▶ **WHAT IS ASKED**
Say how many lines contain the word "yellow" and give no other text.

— Begin GIVEN RECORDS —

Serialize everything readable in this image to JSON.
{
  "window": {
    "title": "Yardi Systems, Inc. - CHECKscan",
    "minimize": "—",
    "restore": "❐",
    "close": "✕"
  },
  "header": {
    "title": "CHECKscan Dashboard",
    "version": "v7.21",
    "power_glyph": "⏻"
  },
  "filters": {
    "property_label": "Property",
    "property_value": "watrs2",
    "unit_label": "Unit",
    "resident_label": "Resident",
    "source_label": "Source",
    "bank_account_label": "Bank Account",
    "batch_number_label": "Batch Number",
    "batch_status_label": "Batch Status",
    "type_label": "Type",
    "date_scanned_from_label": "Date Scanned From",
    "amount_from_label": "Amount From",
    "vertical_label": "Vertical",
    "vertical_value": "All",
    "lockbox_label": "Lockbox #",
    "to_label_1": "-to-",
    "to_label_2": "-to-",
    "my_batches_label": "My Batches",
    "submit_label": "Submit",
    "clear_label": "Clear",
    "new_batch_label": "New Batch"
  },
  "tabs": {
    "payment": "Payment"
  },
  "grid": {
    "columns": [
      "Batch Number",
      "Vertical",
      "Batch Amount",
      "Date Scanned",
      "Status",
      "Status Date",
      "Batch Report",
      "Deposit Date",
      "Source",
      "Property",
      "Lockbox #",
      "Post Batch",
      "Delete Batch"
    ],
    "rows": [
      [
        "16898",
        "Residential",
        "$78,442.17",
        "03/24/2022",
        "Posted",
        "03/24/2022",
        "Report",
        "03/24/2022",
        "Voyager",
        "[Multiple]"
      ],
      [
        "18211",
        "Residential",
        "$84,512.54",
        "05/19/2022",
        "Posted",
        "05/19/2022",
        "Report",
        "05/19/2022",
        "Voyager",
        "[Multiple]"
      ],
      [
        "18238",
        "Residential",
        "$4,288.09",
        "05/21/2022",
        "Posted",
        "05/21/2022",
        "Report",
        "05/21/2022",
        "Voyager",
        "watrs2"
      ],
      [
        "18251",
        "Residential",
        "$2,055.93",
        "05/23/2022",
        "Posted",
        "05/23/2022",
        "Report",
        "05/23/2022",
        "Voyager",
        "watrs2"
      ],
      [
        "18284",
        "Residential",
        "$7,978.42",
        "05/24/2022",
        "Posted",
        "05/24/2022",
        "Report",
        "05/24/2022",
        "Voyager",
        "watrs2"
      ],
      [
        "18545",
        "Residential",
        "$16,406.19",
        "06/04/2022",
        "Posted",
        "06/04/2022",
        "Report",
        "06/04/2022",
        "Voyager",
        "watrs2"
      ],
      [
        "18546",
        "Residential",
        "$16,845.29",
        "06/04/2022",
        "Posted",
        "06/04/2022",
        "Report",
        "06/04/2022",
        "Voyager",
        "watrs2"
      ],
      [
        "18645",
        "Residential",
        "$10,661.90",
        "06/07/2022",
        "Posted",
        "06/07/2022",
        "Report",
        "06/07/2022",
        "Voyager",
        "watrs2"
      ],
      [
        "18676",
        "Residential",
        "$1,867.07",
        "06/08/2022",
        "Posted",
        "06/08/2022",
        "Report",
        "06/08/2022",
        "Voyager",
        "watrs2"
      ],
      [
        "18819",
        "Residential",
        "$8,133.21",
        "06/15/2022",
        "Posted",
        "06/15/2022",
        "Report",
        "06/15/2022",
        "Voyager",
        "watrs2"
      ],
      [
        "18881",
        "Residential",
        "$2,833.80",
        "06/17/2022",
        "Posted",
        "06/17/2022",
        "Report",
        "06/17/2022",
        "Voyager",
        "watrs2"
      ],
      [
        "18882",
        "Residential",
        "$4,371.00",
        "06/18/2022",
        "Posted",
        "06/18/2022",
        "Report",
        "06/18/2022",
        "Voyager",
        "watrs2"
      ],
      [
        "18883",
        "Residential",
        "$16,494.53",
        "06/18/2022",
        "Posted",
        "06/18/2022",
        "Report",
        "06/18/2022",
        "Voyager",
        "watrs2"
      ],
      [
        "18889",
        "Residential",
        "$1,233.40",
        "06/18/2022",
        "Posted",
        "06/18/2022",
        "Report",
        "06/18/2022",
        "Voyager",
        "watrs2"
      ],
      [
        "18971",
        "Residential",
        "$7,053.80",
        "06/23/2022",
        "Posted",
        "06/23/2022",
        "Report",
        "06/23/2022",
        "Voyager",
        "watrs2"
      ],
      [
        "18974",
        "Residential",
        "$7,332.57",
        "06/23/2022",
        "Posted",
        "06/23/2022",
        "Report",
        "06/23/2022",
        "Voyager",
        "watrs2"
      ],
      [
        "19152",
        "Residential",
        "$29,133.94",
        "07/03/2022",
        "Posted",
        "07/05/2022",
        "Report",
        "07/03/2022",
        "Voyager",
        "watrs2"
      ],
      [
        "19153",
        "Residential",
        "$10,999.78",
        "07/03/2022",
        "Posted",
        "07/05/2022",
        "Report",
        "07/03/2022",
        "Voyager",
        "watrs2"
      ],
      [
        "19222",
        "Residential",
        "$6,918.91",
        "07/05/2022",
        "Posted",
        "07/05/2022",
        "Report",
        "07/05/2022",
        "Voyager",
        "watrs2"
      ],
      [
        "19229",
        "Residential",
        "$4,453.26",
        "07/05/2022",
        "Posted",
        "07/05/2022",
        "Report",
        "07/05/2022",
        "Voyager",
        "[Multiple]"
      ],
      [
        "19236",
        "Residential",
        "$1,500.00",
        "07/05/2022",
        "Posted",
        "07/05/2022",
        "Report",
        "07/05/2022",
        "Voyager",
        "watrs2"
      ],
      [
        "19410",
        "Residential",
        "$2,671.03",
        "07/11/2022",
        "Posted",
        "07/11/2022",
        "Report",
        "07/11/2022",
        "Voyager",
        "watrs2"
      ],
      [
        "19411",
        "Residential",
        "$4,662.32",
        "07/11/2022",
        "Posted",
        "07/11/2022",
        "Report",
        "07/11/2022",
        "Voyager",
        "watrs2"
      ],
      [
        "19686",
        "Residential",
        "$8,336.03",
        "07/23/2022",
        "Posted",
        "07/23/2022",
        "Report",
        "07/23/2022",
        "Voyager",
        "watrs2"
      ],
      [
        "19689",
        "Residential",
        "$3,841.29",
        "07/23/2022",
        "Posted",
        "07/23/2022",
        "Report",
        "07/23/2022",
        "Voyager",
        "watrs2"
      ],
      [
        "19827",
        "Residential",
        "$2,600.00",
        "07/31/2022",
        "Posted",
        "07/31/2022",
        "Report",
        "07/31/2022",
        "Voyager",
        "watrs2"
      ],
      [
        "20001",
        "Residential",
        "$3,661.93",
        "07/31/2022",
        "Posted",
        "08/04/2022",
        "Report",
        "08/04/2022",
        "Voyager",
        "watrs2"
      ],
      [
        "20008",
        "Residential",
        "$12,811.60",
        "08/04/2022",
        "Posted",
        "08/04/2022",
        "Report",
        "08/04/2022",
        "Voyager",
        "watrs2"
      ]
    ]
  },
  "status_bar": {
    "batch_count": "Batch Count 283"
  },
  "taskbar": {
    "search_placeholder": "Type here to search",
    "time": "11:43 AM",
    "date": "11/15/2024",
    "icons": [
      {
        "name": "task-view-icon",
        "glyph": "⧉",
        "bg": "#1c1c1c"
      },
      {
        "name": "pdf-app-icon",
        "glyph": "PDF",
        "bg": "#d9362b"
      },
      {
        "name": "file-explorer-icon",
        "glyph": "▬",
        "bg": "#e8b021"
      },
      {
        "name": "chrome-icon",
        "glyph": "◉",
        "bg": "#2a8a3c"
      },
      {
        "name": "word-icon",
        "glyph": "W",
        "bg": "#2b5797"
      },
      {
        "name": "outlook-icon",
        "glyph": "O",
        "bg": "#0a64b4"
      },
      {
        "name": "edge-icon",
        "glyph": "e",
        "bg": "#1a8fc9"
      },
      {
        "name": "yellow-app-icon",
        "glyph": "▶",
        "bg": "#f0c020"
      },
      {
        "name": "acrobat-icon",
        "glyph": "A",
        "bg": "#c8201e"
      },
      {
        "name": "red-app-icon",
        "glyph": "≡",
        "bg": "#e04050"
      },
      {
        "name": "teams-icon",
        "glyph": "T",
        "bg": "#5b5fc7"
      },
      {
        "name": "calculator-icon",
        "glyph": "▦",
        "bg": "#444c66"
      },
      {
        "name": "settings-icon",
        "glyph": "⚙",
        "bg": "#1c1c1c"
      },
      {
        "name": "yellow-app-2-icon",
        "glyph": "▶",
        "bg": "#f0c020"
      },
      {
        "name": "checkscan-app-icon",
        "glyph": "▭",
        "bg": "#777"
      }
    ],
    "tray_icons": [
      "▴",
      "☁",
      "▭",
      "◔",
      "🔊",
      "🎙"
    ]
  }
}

— End GIVEN RECORDS —

▶ **ANSWER TO THIS EXERCISE**
2